WHAT IS BEING ASKED.
List each line of the data that holds the word "saget".
-- start --
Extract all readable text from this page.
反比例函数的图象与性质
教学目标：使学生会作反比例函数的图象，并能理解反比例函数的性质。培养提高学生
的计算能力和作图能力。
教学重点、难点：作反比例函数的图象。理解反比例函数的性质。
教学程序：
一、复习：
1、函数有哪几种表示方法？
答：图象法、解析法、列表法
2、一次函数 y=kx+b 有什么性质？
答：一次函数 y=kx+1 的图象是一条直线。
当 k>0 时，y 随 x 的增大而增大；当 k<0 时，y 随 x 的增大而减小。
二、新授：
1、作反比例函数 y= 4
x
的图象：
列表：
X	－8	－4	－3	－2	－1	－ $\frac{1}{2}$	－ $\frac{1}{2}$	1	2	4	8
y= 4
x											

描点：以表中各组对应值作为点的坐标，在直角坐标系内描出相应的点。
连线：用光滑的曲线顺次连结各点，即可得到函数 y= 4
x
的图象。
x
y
-- end --
-- start --
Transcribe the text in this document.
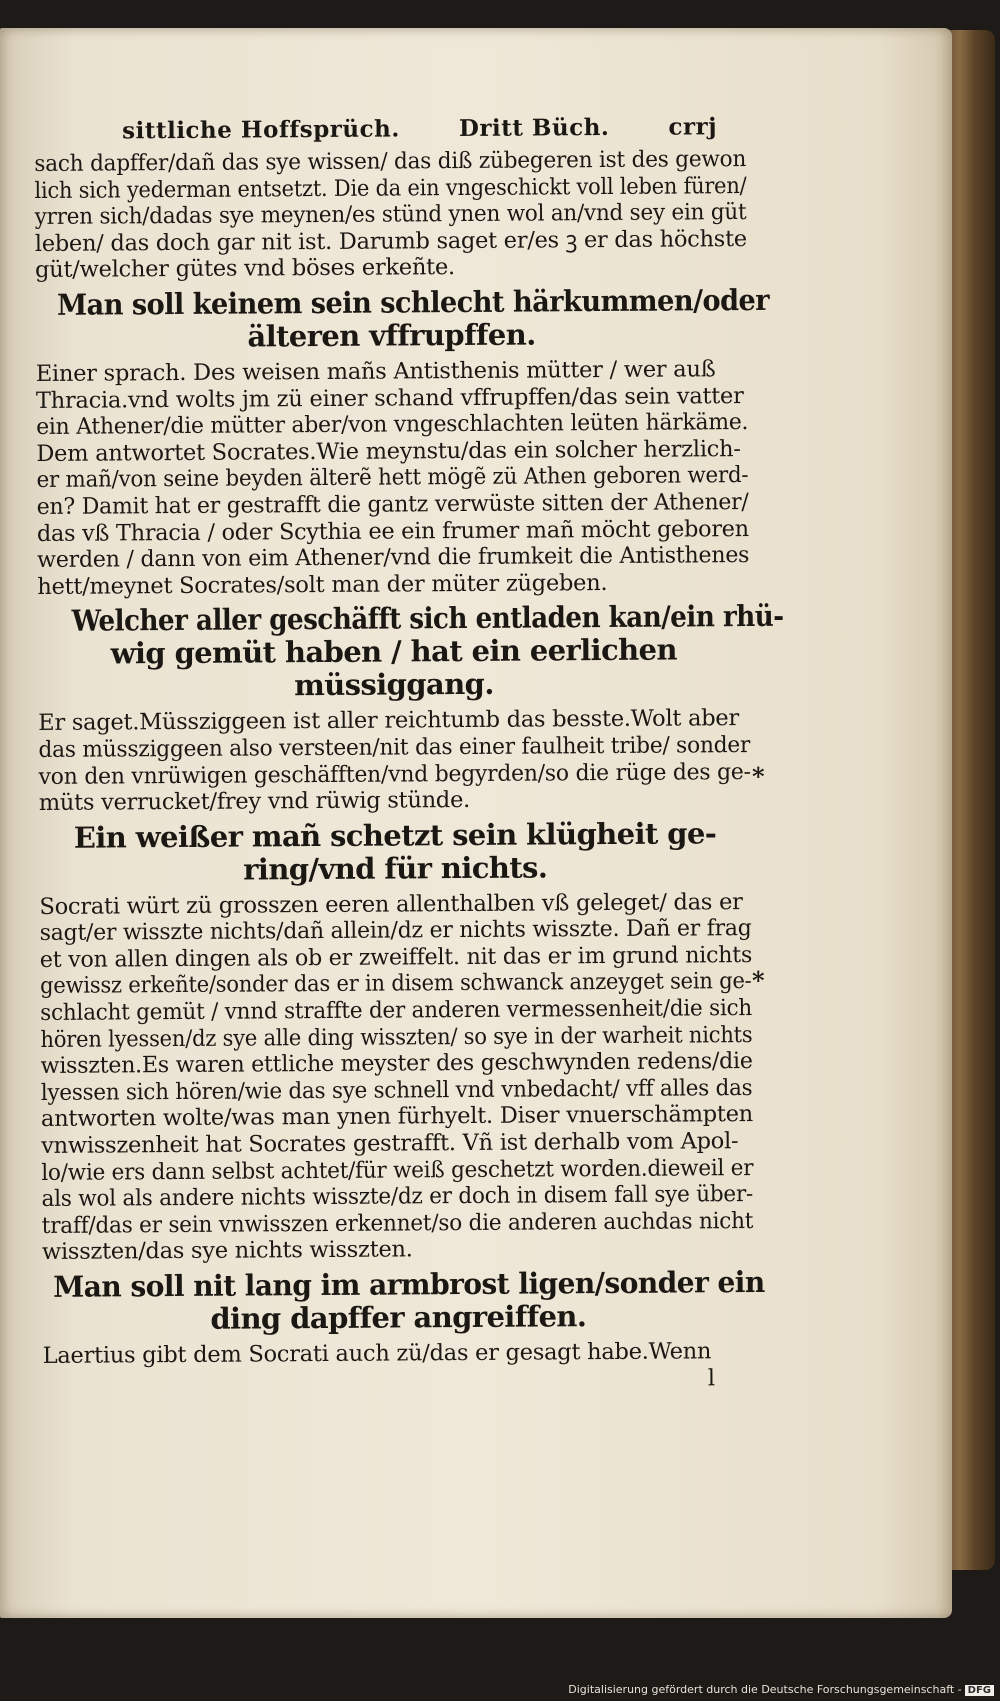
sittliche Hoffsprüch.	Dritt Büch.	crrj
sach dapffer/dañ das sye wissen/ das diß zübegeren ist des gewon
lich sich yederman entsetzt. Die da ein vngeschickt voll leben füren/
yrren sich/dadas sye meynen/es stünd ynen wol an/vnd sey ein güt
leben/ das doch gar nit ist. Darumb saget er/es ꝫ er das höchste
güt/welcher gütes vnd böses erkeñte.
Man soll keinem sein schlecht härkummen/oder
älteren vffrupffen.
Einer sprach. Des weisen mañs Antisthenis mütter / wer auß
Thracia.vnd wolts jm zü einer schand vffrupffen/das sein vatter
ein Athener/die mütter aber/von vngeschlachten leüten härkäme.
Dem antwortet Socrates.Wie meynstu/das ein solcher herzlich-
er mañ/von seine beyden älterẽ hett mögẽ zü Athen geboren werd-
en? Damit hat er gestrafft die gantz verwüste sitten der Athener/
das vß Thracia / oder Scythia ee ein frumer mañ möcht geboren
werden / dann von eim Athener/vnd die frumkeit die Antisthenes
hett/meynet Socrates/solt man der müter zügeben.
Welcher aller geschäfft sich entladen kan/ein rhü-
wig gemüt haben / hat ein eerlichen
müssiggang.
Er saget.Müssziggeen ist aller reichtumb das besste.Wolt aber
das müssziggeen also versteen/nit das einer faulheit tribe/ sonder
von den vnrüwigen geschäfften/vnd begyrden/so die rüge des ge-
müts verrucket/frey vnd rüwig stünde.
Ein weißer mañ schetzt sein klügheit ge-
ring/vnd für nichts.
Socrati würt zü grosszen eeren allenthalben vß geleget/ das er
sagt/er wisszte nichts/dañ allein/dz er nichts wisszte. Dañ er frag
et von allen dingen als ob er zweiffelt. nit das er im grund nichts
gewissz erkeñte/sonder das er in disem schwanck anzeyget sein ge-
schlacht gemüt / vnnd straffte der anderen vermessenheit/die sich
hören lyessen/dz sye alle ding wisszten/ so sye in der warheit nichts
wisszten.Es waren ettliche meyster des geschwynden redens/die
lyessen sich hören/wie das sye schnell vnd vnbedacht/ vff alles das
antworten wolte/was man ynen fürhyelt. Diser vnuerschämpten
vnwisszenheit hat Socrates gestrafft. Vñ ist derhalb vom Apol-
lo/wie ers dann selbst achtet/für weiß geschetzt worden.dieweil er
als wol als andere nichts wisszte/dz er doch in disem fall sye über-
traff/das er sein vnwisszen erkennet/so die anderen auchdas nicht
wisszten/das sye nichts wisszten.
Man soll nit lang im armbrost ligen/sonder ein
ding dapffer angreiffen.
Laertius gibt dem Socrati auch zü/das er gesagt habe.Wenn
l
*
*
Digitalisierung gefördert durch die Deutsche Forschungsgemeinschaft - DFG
-- end --
RESULT OF THE TASK.
leben/ das doch gar nit ist. Darumb saget er/es ꝫ er das höchste
Er saget.Müssziggeen ist aller reichtumb das besste.Wolt aber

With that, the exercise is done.